Aim
Wherever "Burned" appears in a line, list that line.

Rows
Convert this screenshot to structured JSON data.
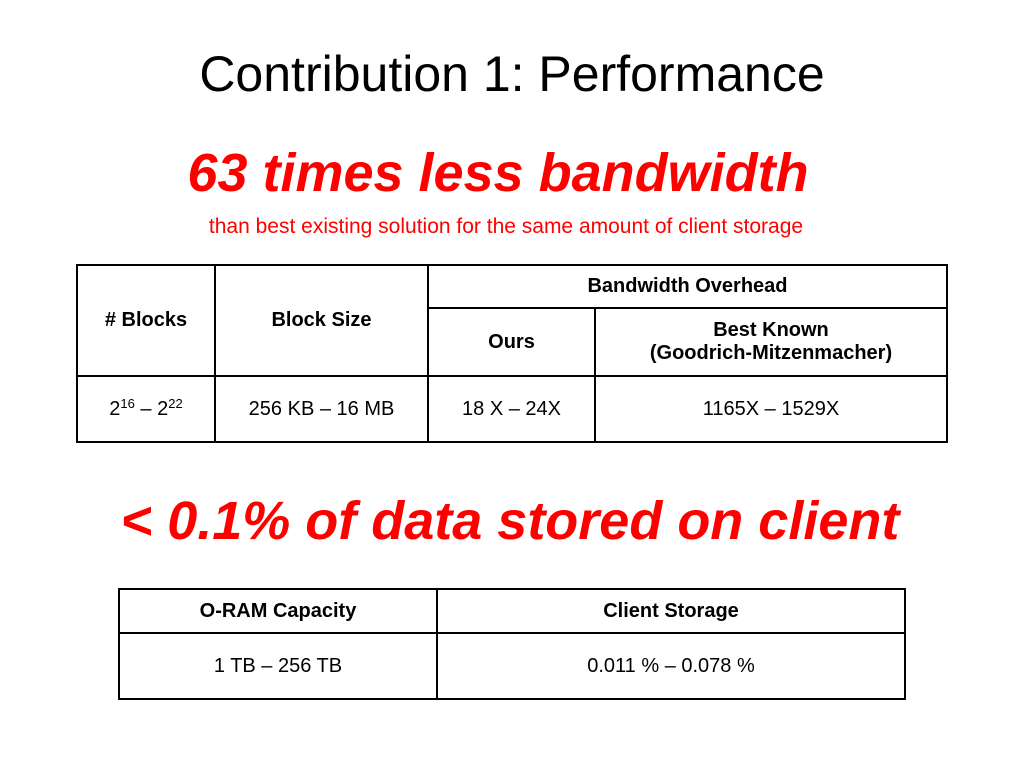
{
  "slide": {
    "title": "Contribution 1: Performance",
    "headline1": "63 times less bandwidth",
    "subline1": "than best existing solution for the same amount of client storage",
    "headline2": "< 0.1% of data stored on client"
  },
  "table1": {
    "headers": {
      "blocks": "# Blocks",
      "block_size": "Block Size",
      "bandwidth_overhead": "Bandwidth Overhead",
      "ours": "Ours",
      "best_known": "Best Known",
      "best_known_sub": "(Goodrich-Mitzenmacher)"
    },
    "row": {
      "blocks_base1": "2",
      "blocks_exp1": "16",
      "blocks_dash": " – ",
      "blocks_base2": "2",
      "blocks_exp2": "22",
      "block_size": "256 KB – 16 MB",
      "ours": "18 X – 24X",
      "best_known": "1165X – 1529X"
    }
  },
  "table2": {
    "headers": {
      "capacity": "O-RAM Capacity",
      "client_storage": "Client Storage"
    },
    "row": {
      "capacity": "1 TB – 256 TB",
      "client_storage": "0.011 % – 0.078 %"
    }
  }
}
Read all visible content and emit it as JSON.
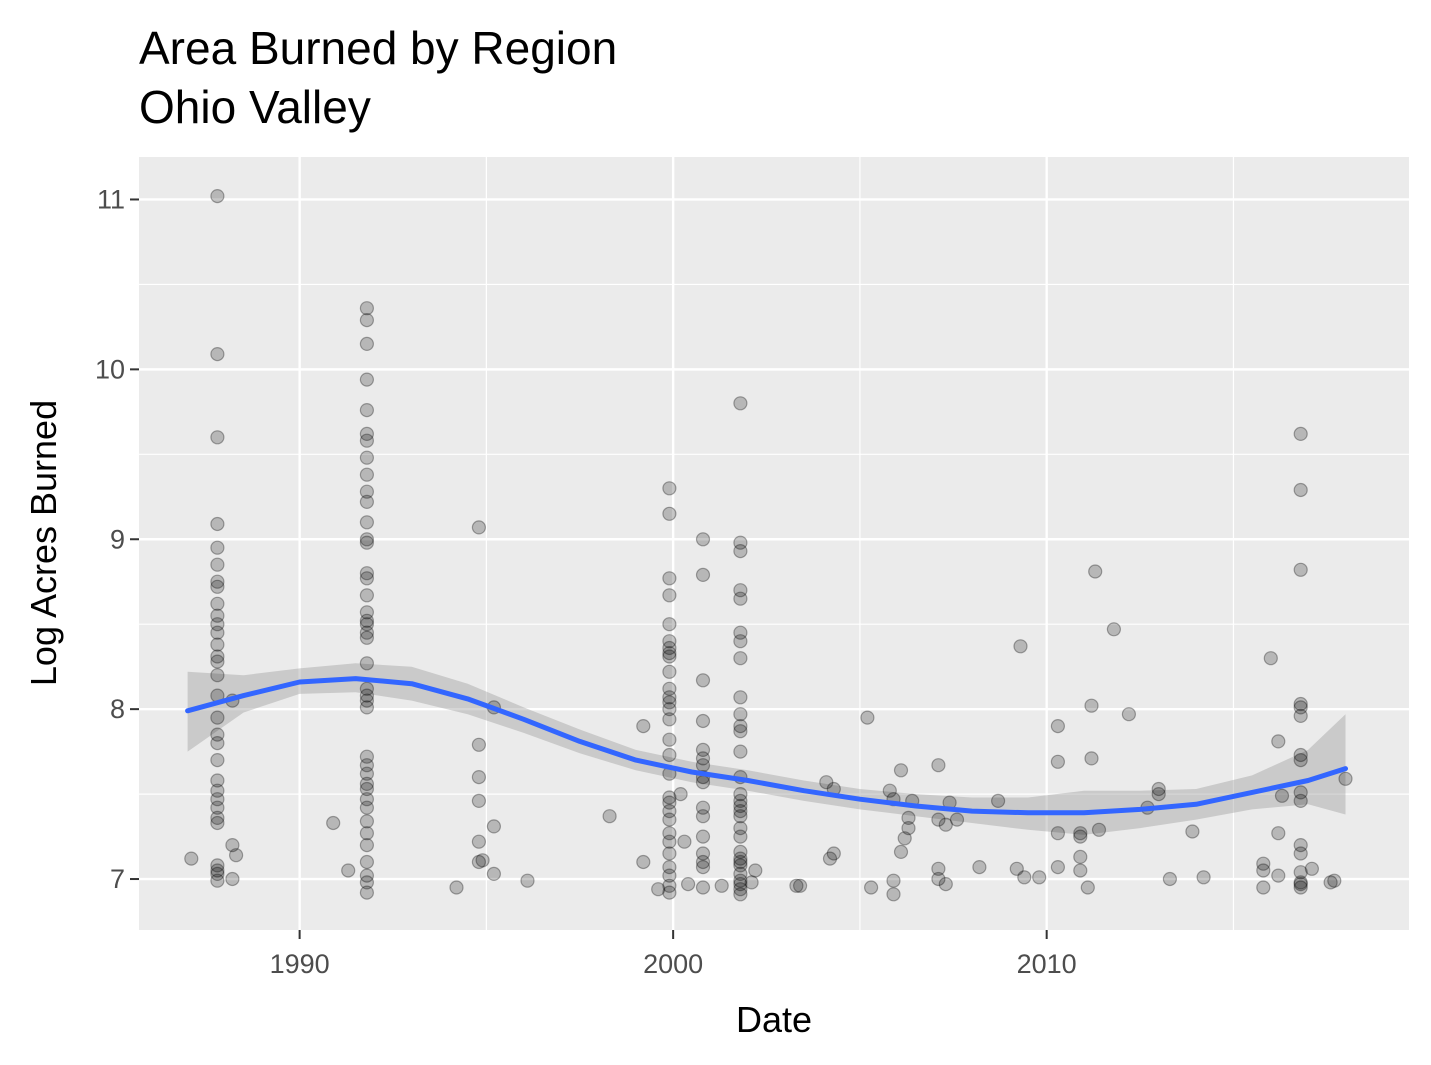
{
  "chart_data": {
    "type": "scatter",
    "title": "Area Burned by Region",
    "subtitle": "Ohio Valley",
    "xlabel": "Date",
    "ylabel": "Log Acres Burned",
    "xlim": [
      1985.7,
      2019.7
    ],
    "ylim": [
      6.7,
      11.25
    ],
    "x_ticks": [
      1990,
      2000,
      2010
    ],
    "y_ticks": [
      7,
      8,
      9,
      10,
      11
    ],
    "x_minor": [
      1985,
      1995,
      2005,
      2015
    ],
    "y_minor": [
      7.5,
      8.5,
      9.5,
      10.5
    ],
    "grid": true,
    "colors": {
      "panel_background": "#ebebeb",
      "grid": "#ffffff",
      "point": "#000000",
      "smooth_line": "#3366ff",
      "confidence_band": "#999999"
    },
    "points": [
      [
        1987.1,
        7.12
      ],
      [
        1987.8,
        11.02
      ],
      [
        1987.8,
        10.09
      ],
      [
        1987.8,
        9.6
      ],
      [
        1987.8,
        9.09
      ],
      [
        1987.8,
        8.95
      ],
      [
        1987.8,
        8.85
      ],
      [
        1987.8,
        8.75
      ],
      [
        1987.8,
        8.72
      ],
      [
        1987.8,
        8.62
      ],
      [
        1987.8,
        8.55
      ],
      [
        1987.8,
        8.5
      ],
      [
        1987.8,
        8.45
      ],
      [
        1987.8,
        8.38
      ],
      [
        1987.8,
        8.31
      ],
      [
        1987.8,
        8.28
      ],
      [
        1987.8,
        8.2
      ],
      [
        1987.8,
        8.08
      ],
      [
        1987.8,
        7.95
      ],
      [
        1987.8,
        7.85
      ],
      [
        1987.8,
        7.8
      ],
      [
        1987.8,
        7.7
      ],
      [
        1987.8,
        7.58
      ],
      [
        1987.8,
        7.52
      ],
      [
        1987.8,
        7.47
      ],
      [
        1987.8,
        7.42
      ],
      [
        1987.8,
        7.36
      ],
      [
        1987.8,
        7.33
      ],
      [
        1987.8,
        7.08
      ],
      [
        1987.8,
        7.05
      ],
      [
        1987.8,
        7.03
      ],
      [
        1987.8,
        6.99
      ],
      [
        1988.2,
        8.05
      ],
      [
        1988.2,
        7.2
      ],
      [
        1988.3,
        7.14
      ],
      [
        1988.2,
        7.0
      ],
      [
        1990.9,
        7.33
      ],
      [
        1991.3,
        7.05
      ],
      [
        1991.8,
        10.36
      ],
      [
        1991.8,
        10.29
      ],
      [
        1991.8,
        10.15
      ],
      [
        1991.8,
        9.94
      ],
      [
        1991.8,
        9.76
      ],
      [
        1991.8,
        9.62
      ],
      [
        1991.8,
        9.58
      ],
      [
        1991.8,
        9.48
      ],
      [
        1991.8,
        9.38
      ],
      [
        1991.8,
        9.28
      ],
      [
        1991.8,
        9.22
      ],
      [
        1991.8,
        9.1
      ],
      [
        1991.8,
        9.0
      ],
      [
        1991.8,
        8.98
      ],
      [
        1991.8,
        8.8
      ],
      [
        1991.8,
        8.77
      ],
      [
        1991.8,
        8.67
      ],
      [
        1991.8,
        8.57
      ],
      [
        1991.8,
        8.52
      ],
      [
        1991.8,
        8.5
      ],
      [
        1991.8,
        8.45
      ],
      [
        1991.8,
        8.42
      ],
      [
        1991.8,
        8.27
      ],
      [
        1991.8,
        8.12
      ],
      [
        1991.8,
        8.08
      ],
      [
        1991.8,
        8.05
      ],
      [
        1991.8,
        8.01
      ],
      [
        1991.8,
        7.72
      ],
      [
        1991.8,
        7.67
      ],
      [
        1991.8,
        7.62
      ],
      [
        1991.8,
        7.56
      ],
      [
        1991.8,
        7.53
      ],
      [
        1991.8,
        7.47
      ],
      [
        1991.8,
        7.42
      ],
      [
        1991.8,
        7.34
      ],
      [
        1991.8,
        7.27
      ],
      [
        1991.8,
        7.2
      ],
      [
        1991.8,
        7.1
      ],
      [
        1991.8,
        7.02
      ],
      [
        1991.8,
        6.98
      ],
      [
        1991.8,
        6.92
      ],
      [
        1994.2,
        6.95
      ],
      [
        1994.8,
        9.07
      ],
      [
        1994.8,
        7.79
      ],
      [
        1994.8,
        7.6
      ],
      [
        1994.8,
        7.46
      ],
      [
        1994.8,
        7.22
      ],
      [
        1994.8,
        7.1
      ],
      [
        1994.9,
        7.11
      ],
      [
        1995.2,
        8.01
      ],
      [
        1995.2,
        7.31
      ],
      [
        1995.2,
        7.03
      ],
      [
        1996.1,
        6.99
      ],
      [
        1998.3,
        7.37
      ],
      [
        1999.2,
        7.9
      ],
      [
        1999.2,
        7.1
      ],
      [
        1999.6,
        6.94
      ],
      [
        1999.9,
        9.3
      ],
      [
        1999.9,
        9.15
      ],
      [
        1999.9,
        8.77
      ],
      [
        1999.9,
        8.67
      ],
      [
        1999.9,
        8.5
      ],
      [
        1999.9,
        8.4
      ],
      [
        1999.9,
        8.36
      ],
      [
        1999.9,
        8.33
      ],
      [
        1999.9,
        8.31
      ],
      [
        1999.9,
        8.22
      ],
      [
        1999.9,
        8.12
      ],
      [
        1999.9,
        8.07
      ],
      [
        1999.9,
        8.04
      ],
      [
        1999.9,
        8.0
      ],
      [
        1999.9,
        7.94
      ],
      [
        1999.9,
        7.82
      ],
      [
        1999.9,
        7.73
      ],
      [
        1999.9,
        7.62
      ],
      [
        1999.9,
        7.48
      ],
      [
        1999.9,
        7.45
      ],
      [
        1999.9,
        7.4
      ],
      [
        1999.9,
        7.35
      ],
      [
        1999.9,
        7.27
      ],
      [
        1999.9,
        7.22
      ],
      [
        1999.9,
        7.15
      ],
      [
        1999.9,
        7.07
      ],
      [
        1999.9,
        7.02
      ],
      [
        1999.9,
        6.96
      ],
      [
        1999.9,
        6.92
      ],
      [
        2000.2,
        7.5
      ],
      [
        2000.3,
        7.22
      ],
      [
        2000.4,
        6.97
      ],
      [
        2000.8,
        9.0
      ],
      [
        2000.8,
        8.79
      ],
      [
        2000.8,
        8.17
      ],
      [
        2000.8,
        7.93
      ],
      [
        2000.8,
        7.76
      ],
      [
        2000.8,
        7.71
      ],
      [
        2000.8,
        7.67
      ],
      [
        2000.8,
        7.6
      ],
      [
        2000.8,
        7.57
      ],
      [
        2000.8,
        7.42
      ],
      [
        2000.8,
        7.37
      ],
      [
        2000.8,
        7.25
      ],
      [
        2000.8,
        7.15
      ],
      [
        2000.8,
        7.1
      ],
      [
        2000.8,
        7.07
      ],
      [
        2000.8,
        6.95
      ],
      [
        2001.3,
        6.96
      ],
      [
        2001.8,
        9.8
      ],
      [
        2001.8,
        8.98
      ],
      [
        2001.8,
        8.93
      ],
      [
        2001.8,
        8.7
      ],
      [
        2001.8,
        8.65
      ],
      [
        2001.8,
        8.45
      ],
      [
        2001.8,
        8.4
      ],
      [
        2001.8,
        8.3
      ],
      [
        2001.8,
        8.07
      ],
      [
        2001.8,
        7.97
      ],
      [
        2001.8,
        7.9
      ],
      [
        2001.8,
        7.87
      ],
      [
        2001.8,
        7.75
      ],
      [
        2001.8,
        7.6
      ],
      [
        2001.8,
        7.5
      ],
      [
        2001.8,
        7.46
      ],
      [
        2001.8,
        7.43
      ],
      [
        2001.8,
        7.4
      ],
      [
        2001.8,
        7.37
      ],
      [
        2001.8,
        7.3
      ],
      [
        2001.8,
        7.25
      ],
      [
        2001.8,
        7.16
      ],
      [
        2001.8,
        7.12
      ],
      [
        2001.8,
        7.1
      ],
      [
        2001.8,
        7.08
      ],
      [
        2001.8,
        7.03
      ],
      [
        2001.8,
        6.99
      ],
      [
        2001.8,
        6.97
      ],
      [
        2001.8,
        6.94
      ],
      [
        2001.8,
        6.91
      ],
      [
        2002.2,
        7.05
      ],
      [
        2002.1,
        6.98
      ],
      [
        2003.3,
        6.96
      ],
      [
        2003.4,
        6.96
      ],
      [
        2004.1,
        7.57
      ],
      [
        2004.3,
        7.15
      ],
      [
        2004.2,
        7.12
      ],
      [
        2004.3,
        7.53
      ],
      [
        2005.2,
        7.95
      ],
      [
        2005.3,
        6.95
      ],
      [
        2005.8,
        7.52
      ],
      [
        2005.9,
        7.47
      ],
      [
        2005.9,
        6.99
      ],
      [
        2005.9,
        6.91
      ],
      [
        2006.1,
        7.64
      ],
      [
        2006.1,
        7.16
      ],
      [
        2006.3,
        7.36
      ],
      [
        2006.2,
        7.24
      ],
      [
        2006.3,
        7.3
      ],
      [
        2006.4,
        7.46
      ],
      [
        2007.1,
        7.67
      ],
      [
        2007.1,
        7.06
      ],
      [
        2007.1,
        7.35
      ],
      [
        2007.1,
        7.0
      ],
      [
        2007.3,
        7.32
      ],
      [
        2007.4,
        7.45
      ],
      [
        2007.3,
        6.97
      ],
      [
        2007.6,
        7.35
      ],
      [
        2008.2,
        7.07
      ],
      [
        2008.7,
        7.46
      ],
      [
        2009.2,
        7.06
      ],
      [
        2009.3,
        8.37
      ],
      [
        2009.4,
        7.01
      ],
      [
        2009.8,
        7.01
      ],
      [
        2010.3,
        7.9
      ],
      [
        2010.3,
        7.69
      ],
      [
        2010.3,
        7.27
      ],
      [
        2010.3,
        7.07
      ],
      [
        2010.9,
        7.27
      ],
      [
        2010.9,
        7.25
      ],
      [
        2010.9,
        7.13
      ],
      [
        2010.9,
        7.05
      ],
      [
        2011.1,
        6.95
      ],
      [
        2011.2,
        8.02
      ],
      [
        2011.2,
        7.71
      ],
      [
        2011.3,
        8.81
      ],
      [
        2011.4,
        7.29
      ],
      [
        2011.8,
        8.47
      ],
      [
        2012.2,
        7.97
      ],
      [
        2012.7,
        7.42
      ],
      [
        2013.0,
        7.53
      ],
      [
        2013.0,
        7.5
      ],
      [
        2013.3,
        7.0
      ],
      [
        2013.9,
        7.28
      ],
      [
        2014.2,
        7.01
      ],
      [
        2015.8,
        7.09
      ],
      [
        2015.8,
        7.05
      ],
      [
        2015.8,
        6.95
      ],
      [
        2016.0,
        8.3
      ],
      [
        2016.2,
        7.81
      ],
      [
        2016.2,
        7.27
      ],
      [
        2016.3,
        7.49
      ],
      [
        2016.2,
        7.02
      ],
      [
        2016.8,
        9.62
      ],
      [
        2016.8,
        9.29
      ],
      [
        2016.8,
        8.82
      ],
      [
        2016.8,
        8.03
      ],
      [
        2016.8,
        8.01
      ],
      [
        2016.8,
        7.96
      ],
      [
        2016.8,
        7.73
      ],
      [
        2016.8,
        7.7
      ],
      [
        2016.8,
        7.51
      ],
      [
        2016.8,
        7.46
      ],
      [
        2016.8,
        7.2
      ],
      [
        2016.8,
        7.15
      ],
      [
        2016.8,
        7.04
      ],
      [
        2016.8,
        6.97
      ],
      [
        2016.8,
        6.95
      ],
      [
        2016.8,
        6.98
      ],
      [
        2017.1,
        7.06
      ],
      [
        2017.6,
        6.98
      ],
      [
        2017.7,
        6.99
      ],
      [
        2018.0,
        7.59
      ]
    ],
    "smooth": {
      "x": [
        1987.0,
        1988.5,
        1990.0,
        1991.5,
        1993.0,
        1994.5,
        1996.0,
        1997.5,
        1999.0,
        2000.5,
        2002.0,
        2003.5,
        2005.0,
        2006.5,
        2008.0,
        2009.5,
        2011.0,
        2012.5,
        2014.0,
        2015.5,
        2017.0,
        2018.0
      ],
      "y": [
        7.99,
        8.08,
        8.16,
        8.18,
        8.15,
        8.06,
        7.94,
        7.81,
        7.7,
        7.63,
        7.58,
        7.52,
        7.47,
        7.43,
        7.4,
        7.39,
        7.39,
        7.41,
        7.44,
        7.51,
        7.58,
        7.65
      ],
      "lower": [
        7.75,
        7.98,
        8.09,
        8.1,
        8.05,
        7.97,
        7.86,
        7.74,
        7.64,
        7.57,
        7.52,
        7.46,
        7.41,
        7.37,
        7.33,
        7.29,
        7.26,
        7.3,
        7.35,
        7.41,
        7.44,
        7.38
      ],
      "upper": [
        8.22,
        8.2,
        8.24,
        8.27,
        8.25,
        8.15,
        8.01,
        7.88,
        7.76,
        7.69,
        7.64,
        7.58,
        7.53,
        7.5,
        7.48,
        7.48,
        7.52,
        7.52,
        7.53,
        7.61,
        7.76,
        7.97
      ]
    }
  }
}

The answer
    "title": "Area Burned by Region",
    "ylabel": "Log Acres Burned",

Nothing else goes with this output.